Job: Count every line where "Molotov" shows up, and give that number only.

------ Input for this task

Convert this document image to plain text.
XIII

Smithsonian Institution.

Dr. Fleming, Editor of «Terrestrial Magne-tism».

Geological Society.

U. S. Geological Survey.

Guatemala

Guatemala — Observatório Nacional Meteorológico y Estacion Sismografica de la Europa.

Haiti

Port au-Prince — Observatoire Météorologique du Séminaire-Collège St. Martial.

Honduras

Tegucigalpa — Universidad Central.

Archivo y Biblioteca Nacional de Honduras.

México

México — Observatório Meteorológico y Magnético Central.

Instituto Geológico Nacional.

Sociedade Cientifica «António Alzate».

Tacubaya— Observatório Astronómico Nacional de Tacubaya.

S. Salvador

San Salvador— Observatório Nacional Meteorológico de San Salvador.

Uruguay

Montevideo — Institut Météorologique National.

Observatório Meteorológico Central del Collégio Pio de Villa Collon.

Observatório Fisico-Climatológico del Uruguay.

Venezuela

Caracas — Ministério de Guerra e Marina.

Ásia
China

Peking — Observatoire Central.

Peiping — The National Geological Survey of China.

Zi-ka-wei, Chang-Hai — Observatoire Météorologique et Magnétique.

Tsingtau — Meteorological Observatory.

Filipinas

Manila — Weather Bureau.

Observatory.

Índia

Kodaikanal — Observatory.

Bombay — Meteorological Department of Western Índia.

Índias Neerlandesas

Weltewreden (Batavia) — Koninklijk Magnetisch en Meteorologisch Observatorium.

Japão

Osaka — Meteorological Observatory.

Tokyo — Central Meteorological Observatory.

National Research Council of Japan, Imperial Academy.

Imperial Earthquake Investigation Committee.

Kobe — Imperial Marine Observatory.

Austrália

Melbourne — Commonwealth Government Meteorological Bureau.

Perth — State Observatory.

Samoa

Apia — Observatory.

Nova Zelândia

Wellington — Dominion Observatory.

------------
------ Input for this task

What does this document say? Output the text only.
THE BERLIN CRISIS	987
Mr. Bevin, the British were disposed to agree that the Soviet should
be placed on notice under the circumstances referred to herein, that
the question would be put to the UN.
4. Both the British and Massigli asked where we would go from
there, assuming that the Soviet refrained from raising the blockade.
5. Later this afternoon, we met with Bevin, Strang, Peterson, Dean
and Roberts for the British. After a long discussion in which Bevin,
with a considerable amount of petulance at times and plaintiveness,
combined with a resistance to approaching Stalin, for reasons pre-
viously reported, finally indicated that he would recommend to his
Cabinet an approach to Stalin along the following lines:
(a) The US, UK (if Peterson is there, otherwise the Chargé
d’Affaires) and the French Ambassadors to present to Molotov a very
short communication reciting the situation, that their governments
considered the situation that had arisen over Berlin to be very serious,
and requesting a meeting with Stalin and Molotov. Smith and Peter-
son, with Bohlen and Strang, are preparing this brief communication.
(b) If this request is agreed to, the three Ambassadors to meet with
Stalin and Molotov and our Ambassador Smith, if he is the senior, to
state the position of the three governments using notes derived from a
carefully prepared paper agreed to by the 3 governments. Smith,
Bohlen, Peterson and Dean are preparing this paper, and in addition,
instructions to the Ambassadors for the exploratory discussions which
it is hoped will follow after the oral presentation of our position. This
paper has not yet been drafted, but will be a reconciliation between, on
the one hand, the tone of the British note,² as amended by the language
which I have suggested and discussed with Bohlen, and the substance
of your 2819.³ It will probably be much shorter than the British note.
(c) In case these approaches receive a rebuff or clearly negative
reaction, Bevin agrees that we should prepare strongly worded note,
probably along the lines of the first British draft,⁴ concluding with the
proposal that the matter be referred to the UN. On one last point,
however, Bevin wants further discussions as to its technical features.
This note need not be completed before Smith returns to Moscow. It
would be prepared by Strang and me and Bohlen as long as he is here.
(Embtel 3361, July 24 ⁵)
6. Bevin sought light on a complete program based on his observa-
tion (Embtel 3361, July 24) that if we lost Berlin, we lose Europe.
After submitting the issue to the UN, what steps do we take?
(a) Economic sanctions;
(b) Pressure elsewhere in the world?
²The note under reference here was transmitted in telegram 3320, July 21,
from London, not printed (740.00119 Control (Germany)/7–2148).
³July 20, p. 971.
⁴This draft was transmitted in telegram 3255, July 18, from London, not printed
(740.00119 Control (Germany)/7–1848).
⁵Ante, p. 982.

------------
------ Input for this task

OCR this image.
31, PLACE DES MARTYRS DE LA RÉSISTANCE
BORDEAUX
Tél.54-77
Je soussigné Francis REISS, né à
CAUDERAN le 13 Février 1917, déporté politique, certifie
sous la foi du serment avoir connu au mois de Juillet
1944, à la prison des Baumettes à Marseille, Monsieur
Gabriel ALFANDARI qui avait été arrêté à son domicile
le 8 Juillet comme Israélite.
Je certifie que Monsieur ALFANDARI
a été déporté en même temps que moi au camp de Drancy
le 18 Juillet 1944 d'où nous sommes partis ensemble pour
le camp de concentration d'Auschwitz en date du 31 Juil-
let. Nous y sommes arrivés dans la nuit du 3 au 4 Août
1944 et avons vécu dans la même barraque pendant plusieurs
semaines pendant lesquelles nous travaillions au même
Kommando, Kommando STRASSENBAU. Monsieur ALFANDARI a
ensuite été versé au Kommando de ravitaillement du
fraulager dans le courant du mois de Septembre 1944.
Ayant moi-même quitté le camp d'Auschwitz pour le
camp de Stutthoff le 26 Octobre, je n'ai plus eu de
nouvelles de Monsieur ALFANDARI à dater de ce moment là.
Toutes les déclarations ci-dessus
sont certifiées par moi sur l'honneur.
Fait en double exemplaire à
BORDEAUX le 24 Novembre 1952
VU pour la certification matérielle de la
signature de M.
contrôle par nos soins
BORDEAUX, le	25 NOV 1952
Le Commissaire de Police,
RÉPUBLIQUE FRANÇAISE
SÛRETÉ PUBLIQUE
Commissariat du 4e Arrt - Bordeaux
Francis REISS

------------

Response for this exercise: 3